**AIM OF THE TASK**
Restate the whole of the material. Keep every word, and drop the pictures.

================================

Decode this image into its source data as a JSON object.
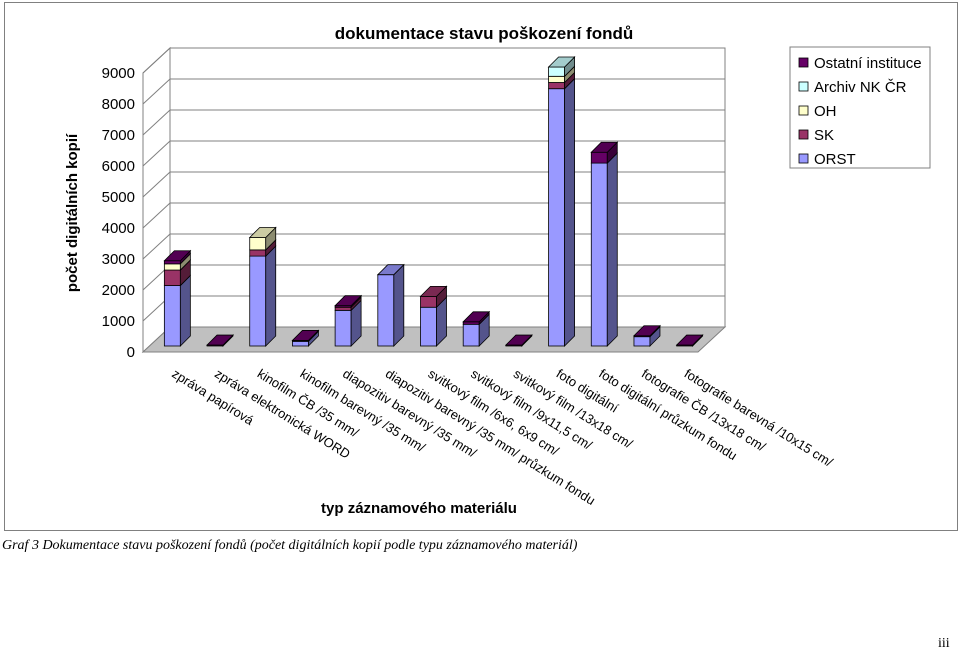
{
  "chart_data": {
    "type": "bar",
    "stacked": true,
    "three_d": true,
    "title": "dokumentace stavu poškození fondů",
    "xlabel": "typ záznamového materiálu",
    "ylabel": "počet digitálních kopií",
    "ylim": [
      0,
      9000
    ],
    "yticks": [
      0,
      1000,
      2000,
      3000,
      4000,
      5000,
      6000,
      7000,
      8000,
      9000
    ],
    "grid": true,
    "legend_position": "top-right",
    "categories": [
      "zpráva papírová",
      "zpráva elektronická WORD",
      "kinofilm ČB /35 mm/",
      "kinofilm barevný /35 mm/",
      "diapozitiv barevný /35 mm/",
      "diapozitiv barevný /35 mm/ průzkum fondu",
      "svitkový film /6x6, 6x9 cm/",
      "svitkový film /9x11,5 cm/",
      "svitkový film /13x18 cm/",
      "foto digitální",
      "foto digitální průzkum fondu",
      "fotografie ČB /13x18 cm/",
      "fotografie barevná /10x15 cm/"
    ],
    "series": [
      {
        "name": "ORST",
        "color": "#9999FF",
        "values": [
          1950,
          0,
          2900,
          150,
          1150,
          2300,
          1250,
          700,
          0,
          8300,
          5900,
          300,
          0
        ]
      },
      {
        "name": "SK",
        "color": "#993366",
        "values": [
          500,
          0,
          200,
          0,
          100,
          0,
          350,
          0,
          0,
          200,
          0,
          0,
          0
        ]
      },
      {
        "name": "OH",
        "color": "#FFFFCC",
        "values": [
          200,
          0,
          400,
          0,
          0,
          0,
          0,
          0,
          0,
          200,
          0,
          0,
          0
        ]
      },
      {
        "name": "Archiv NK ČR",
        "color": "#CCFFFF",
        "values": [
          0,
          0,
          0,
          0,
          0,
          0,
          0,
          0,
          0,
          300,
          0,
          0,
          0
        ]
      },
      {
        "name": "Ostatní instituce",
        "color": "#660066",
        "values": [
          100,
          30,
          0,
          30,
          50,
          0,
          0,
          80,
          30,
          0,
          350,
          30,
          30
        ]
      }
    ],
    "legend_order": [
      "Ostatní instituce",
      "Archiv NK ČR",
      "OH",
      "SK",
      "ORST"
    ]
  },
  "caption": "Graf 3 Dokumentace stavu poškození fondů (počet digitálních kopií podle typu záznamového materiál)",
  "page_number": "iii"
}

================================

**SOLUTION**
Decode this image into its source data as a JSON object.
{
  "chart_data": {
    "type": "bar",
    "stacked": true,
    "three_d": true,
    "title": "dokumentace stavu poškození fondů",
    "xlabel": "typ záznamového materiálu",
    "ylabel": "počet digitálních kopií",
    "ylim": [
      0,
      9000
    ],
    "yticks": [
      0,
      1000,
      2000,
      3000,
      4000,
      5000,
      6000,
      7000,
      8000,
      9000
    ],
    "grid": true,
    "legend_position": "top-right",
    "categories": [
      "zpráva papírová",
      "zpráva elektronická WORD",
      "kinofilm ČB /35 mm/",
      "kinofilm barevný /35 mm/",
      "diapozitiv barevný /35 mm/",
      "diapozitiv barevný /35 mm/ průzkum fondu",
      "svitkový film /6x6, 6x9 cm/",
      "svitkový film /9x11,5 cm/",
      "svitkový film /13x18 cm/",
      "foto digitální",
      "foto digitální průzkum fondu",
      "fotografie ČB /13x18 cm/",
      "fotografie barevná /10x15 cm/"
    ],
    "series": [
      {
        "name": "ORST",
        "color": "#9999FF",
        "values": [
          1950,
          0,
          2900,
          150,
          1150,
          2300,
          1250,
          700,
          0,
          8300,
          5900,
          300,
          0
        ]
      },
      {
        "name": "SK",
        "color": "#993366",
        "values": [
          500,
          0,
          200,
          0,
          100,
          0,
          350,
          0,
          0,
          200,
          0,
          0,
          0
        ]
      },
      {
        "name": "OH",
        "color": "#FFFFCC",
        "values": [
          200,
          0,
          400,
          0,
          0,
          0,
          0,
          0,
          0,
          200,
          0,
          0,
          0
        ]
      },
      {
        "name": "Archiv NK ČR",
        "color": "#CCFFFF",
        "values": [
          0,
          0,
          0,
          0,
          0,
          0,
          0,
          0,
          0,
          300,
          0,
          0,
          0
        ]
      },
      {
        "name": "Ostatní instituce",
        "color": "#660066",
        "values": [
          100,
          30,
          0,
          30,
          50,
          0,
          0,
          80,
          30,
          0,
          350,
          30,
          30
        ]
      }
    ],
    "legend_order": [
      "Ostatní instituce",
      "Archiv NK ČR",
      "OH",
      "SK",
      "ORST"
    ]
  },
  "caption": "Graf 3 Dokumentace stavu poškození fondů (počet digitálních kopií podle typu záznamového materiál)",
  "page_number": "iii"
}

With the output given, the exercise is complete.